## START Raw data
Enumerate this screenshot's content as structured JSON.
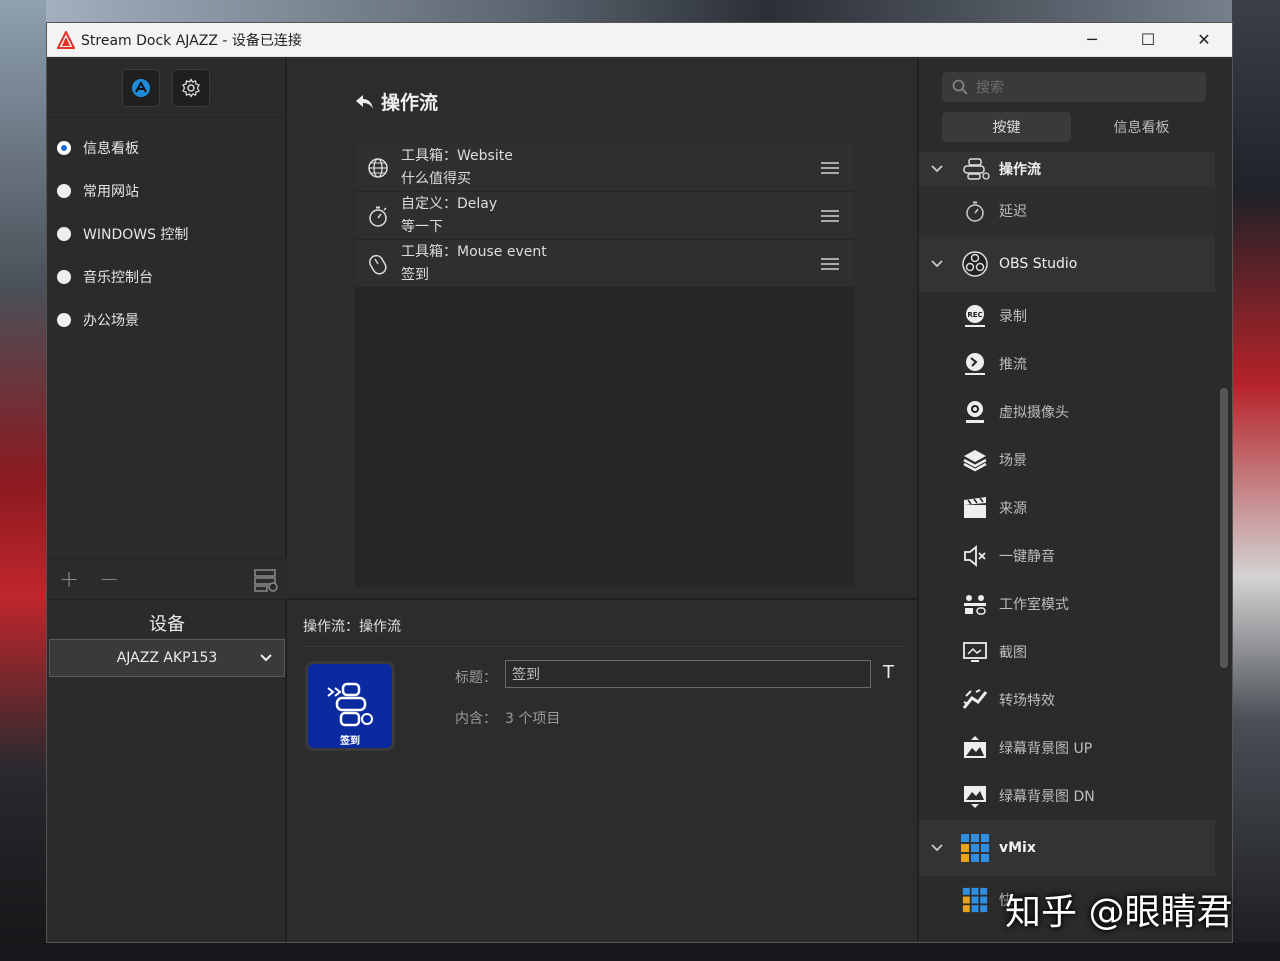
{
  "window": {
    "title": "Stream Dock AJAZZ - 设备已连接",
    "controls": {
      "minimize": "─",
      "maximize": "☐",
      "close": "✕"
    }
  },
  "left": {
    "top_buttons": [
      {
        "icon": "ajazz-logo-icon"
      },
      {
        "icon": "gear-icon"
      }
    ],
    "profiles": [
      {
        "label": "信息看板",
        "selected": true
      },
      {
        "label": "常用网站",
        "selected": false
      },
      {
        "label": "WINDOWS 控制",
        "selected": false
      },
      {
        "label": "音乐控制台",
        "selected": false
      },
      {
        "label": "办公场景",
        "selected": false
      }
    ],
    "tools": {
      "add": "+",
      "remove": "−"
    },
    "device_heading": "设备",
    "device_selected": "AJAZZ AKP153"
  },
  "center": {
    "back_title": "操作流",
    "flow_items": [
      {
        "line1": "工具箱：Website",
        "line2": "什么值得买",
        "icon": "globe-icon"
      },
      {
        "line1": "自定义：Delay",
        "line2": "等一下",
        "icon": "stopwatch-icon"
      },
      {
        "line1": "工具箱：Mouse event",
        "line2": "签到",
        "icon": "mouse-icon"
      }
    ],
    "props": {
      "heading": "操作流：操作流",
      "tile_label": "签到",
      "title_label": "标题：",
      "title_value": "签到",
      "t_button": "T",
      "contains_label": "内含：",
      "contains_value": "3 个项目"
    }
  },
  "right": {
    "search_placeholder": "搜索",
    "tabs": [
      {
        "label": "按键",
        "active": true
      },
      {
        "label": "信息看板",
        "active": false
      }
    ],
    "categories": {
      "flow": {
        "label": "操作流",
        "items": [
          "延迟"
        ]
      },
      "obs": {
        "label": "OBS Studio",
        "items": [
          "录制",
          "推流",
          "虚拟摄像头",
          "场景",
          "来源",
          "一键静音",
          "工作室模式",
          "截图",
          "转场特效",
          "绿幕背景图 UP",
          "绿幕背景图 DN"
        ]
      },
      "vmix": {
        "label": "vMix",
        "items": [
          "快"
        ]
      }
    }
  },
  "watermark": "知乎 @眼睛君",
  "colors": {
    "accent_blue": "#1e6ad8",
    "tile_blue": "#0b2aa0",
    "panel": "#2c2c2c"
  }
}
## END Raw data
In the copy, include no pictures; restate the listing above exactly.

Enumerate this screenshot's content as structured JSON.
{
  "window": {
    "title": "Stream Dock AJAZZ - 设备已连接",
    "controls": {
      "minimize": "─",
      "maximize": "☐",
      "close": "✕"
    }
  },
  "left": {
    "top_buttons": [
      {
        "icon": "ajazz-logo-icon"
      },
      {
        "icon": "gear-icon"
      }
    ],
    "profiles": [
      {
        "label": "信息看板",
        "selected": true
      },
      {
        "label": "常用网站",
        "selected": false
      },
      {
        "label": "WINDOWS 控制",
        "selected": false
      },
      {
        "label": "音乐控制台",
        "selected": false
      },
      {
        "label": "办公场景",
        "selected": false
      }
    ],
    "tools": {
      "add": "+",
      "remove": "−"
    },
    "device_heading": "设备",
    "device_selected": "AJAZZ AKP153"
  },
  "center": {
    "back_title": "操作流",
    "flow_items": [
      {
        "line1": "工具箱：Website",
        "line2": "什么值得买",
        "icon": "globe-icon"
      },
      {
        "line1": "自定义：Delay",
        "line2": "等一下",
        "icon": "stopwatch-icon"
      },
      {
        "line1": "工具箱：Mouse event",
        "line2": "签到",
        "icon": "mouse-icon"
      }
    ],
    "props": {
      "heading": "操作流：操作流",
      "tile_label": "签到",
      "title_label": "标题：",
      "title_value": "签到",
      "t_button": "T",
      "contains_label": "内含：",
      "contains_value": "3 个项目"
    }
  },
  "right": {
    "search_placeholder": "搜索",
    "tabs": [
      {
        "label": "按键",
        "active": true
      },
      {
        "label": "信息看板",
        "active": false
      }
    ],
    "categories": {
      "flow": {
        "label": "操作流",
        "items": [
          "延迟"
        ]
      },
      "obs": {
        "label": "OBS Studio",
        "items": [
          "录制",
          "推流",
          "虚拟摄像头",
          "场景",
          "来源",
          "一键静音",
          "工作室模式",
          "截图",
          "转场特效",
          "绿幕背景图 UP",
          "绿幕背景图 DN"
        ]
      },
      "vmix": {
        "label": "vMix",
        "items": [
          "快"
        ]
      }
    }
  },
  "watermark": "知乎 @眼睛君",
  "colors": {
    "accent_blue": "#1e6ad8",
    "tile_blue": "#0b2aa0",
    "panel": "#2c2c2c"
  }
}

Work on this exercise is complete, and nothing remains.